Raw records
================================
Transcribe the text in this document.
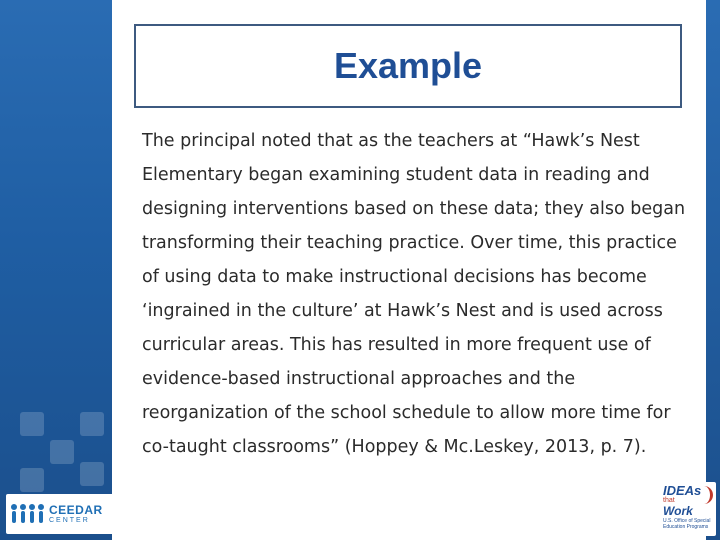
Example

The principal noted that as the teachers at “Hawk’s Nest Elementary began examining student data in reading and designing interventions based on these data; they also began transforming their teaching practice. Over time, this practice of using data to make instructional decisions has become ‘ingrained in the culture’ at Hawk’s Nest and is used across curricular areas. This has resulted in more frequent use of evidence-based instructional approaches and the reorganization of the school schedule to allow more time for co-taught classrooms” (Hoppey & Mc.Leskey, 2013, p. 7).

CEEDAR
CENTER
IDEAs
that
Work
U.S. Office of Special Education Programs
================================
SET PROBLEM. Go back to the records above and write them out exactly, without the pictures.

COMPLETE ANSWER.
Transcribe the text in this document.
Example

The principal noted that as the teachers at “Hawk’s Nest Elementary began examining student data in reading and designing interventions based on these data; they also began transforming their teaching practice. Over time, this practice of using data to make instructional decisions has become ‘ingrained in the culture’ at Hawk’s Nest and is used across curricular areas. This has resulted in more frequent use of evidence-based instructional approaches and the reorganization of the school schedule to allow more time for co-taught classrooms” (Hoppey & Mc.Leskey, 2013, p. 7).

CEEDAR
CENTER
IDEAs
that
Work
U.S. Office of Special Education Programs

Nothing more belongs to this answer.